The task: Set down the material below word for word, excluding the pictures.

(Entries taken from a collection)
>> Start
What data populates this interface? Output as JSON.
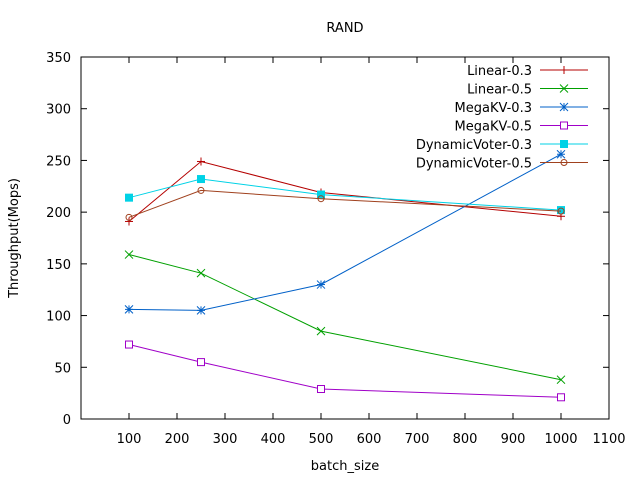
{
  "chart_data": {
    "type": "line",
    "title": "RAND",
    "xlabel": "batch_size",
    "ylabel": "Throughput(Mops)",
    "xlim": [
      0,
      1100
    ],
    "ylim": [
      0,
      350
    ],
    "xticks": [
      100,
      200,
      300,
      400,
      500,
      600,
      700,
      800,
      900,
      1000,
      1100
    ],
    "yticks": [
      0,
      50,
      100,
      150,
      200,
      250,
      300,
      350
    ],
    "grid": false,
    "legend_position": "top-right",
    "series": [
      {
        "name": "Linear-0.3",
        "color": "#b40000",
        "marker": "plus",
        "x": [
          100,
          250,
          500,
          1000
        ],
        "y": [
          191,
          249,
          219,
          196
        ]
      },
      {
        "name": "Linear-0.5",
        "color": "#00a000",
        "marker": "cross",
        "x": [
          100,
          250,
          500,
          1000
        ],
        "y": [
          159,
          141,
          85,
          38
        ]
      },
      {
        "name": "MegaKV-0.3",
        "color": "#0060c8",
        "marker": "star",
        "x": [
          100,
          250,
          500,
          1000
        ],
        "y": [
          106,
          105,
          130,
          256
        ]
      },
      {
        "name": "MegaKV-0.5",
        "color": "#a000c8",
        "marker": "square-open",
        "x": [
          100,
          250,
          500,
          1000
        ],
        "y": [
          72,
          55,
          29,
          21
        ]
      },
      {
        "name": "DynamicVoter-0.3",
        "color": "#00d2e6",
        "marker": "square-filled",
        "x": [
          100,
          250,
          500,
          1000
        ],
        "y": [
          214,
          232,
          217,
          202
        ]
      },
      {
        "name": "DynamicVoter-0.5",
        "color": "#a0411e",
        "marker": "circle-open",
        "x": [
          100,
          250,
          500,
          1000
        ],
        "y": [
          195,
          221,
          213,
          201
        ]
      }
    ]
  }
}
>> End
Answer in full:
What data populates this interface? Output as JSON.
{
  "chart_data": {
    "type": "line",
    "title": "RAND",
    "xlabel": "batch_size",
    "ylabel": "Throughput(Mops)",
    "xlim": [
      0,
      1100
    ],
    "ylim": [
      0,
      350
    ],
    "xticks": [
      100,
      200,
      300,
      400,
      500,
      600,
      700,
      800,
      900,
      1000,
      1100
    ],
    "yticks": [
      0,
      50,
      100,
      150,
      200,
      250,
      300,
      350
    ],
    "grid": false,
    "legend_position": "top-right",
    "series": [
      {
        "name": "Linear-0.3",
        "color": "#b40000",
        "marker": "plus",
        "x": [
          100,
          250,
          500,
          1000
        ],
        "y": [
          191,
          249,
          219,
          196
        ]
      },
      {
        "name": "Linear-0.5",
        "color": "#00a000",
        "marker": "cross",
        "x": [
          100,
          250,
          500,
          1000
        ],
        "y": [
          159,
          141,
          85,
          38
        ]
      },
      {
        "name": "MegaKV-0.3",
        "color": "#0060c8",
        "marker": "star",
        "x": [
          100,
          250,
          500,
          1000
        ],
        "y": [
          106,
          105,
          130,
          256
        ]
      },
      {
        "name": "MegaKV-0.5",
        "color": "#a000c8",
        "marker": "square-open",
        "x": [
          100,
          250,
          500,
          1000
        ],
        "y": [
          72,
          55,
          29,
          21
        ]
      },
      {
        "name": "DynamicVoter-0.3",
        "color": "#00d2e6",
        "marker": "square-filled",
        "x": [
          100,
          250,
          500,
          1000
        ],
        "y": [
          214,
          232,
          217,
          202
        ]
      },
      {
        "name": "DynamicVoter-0.5",
        "color": "#a0411e",
        "marker": "circle-open",
        "x": [
          100,
          250,
          500,
          1000
        ],
        "y": [
          195,
          221,
          213,
          201
        ]
      }
    ]
  }
}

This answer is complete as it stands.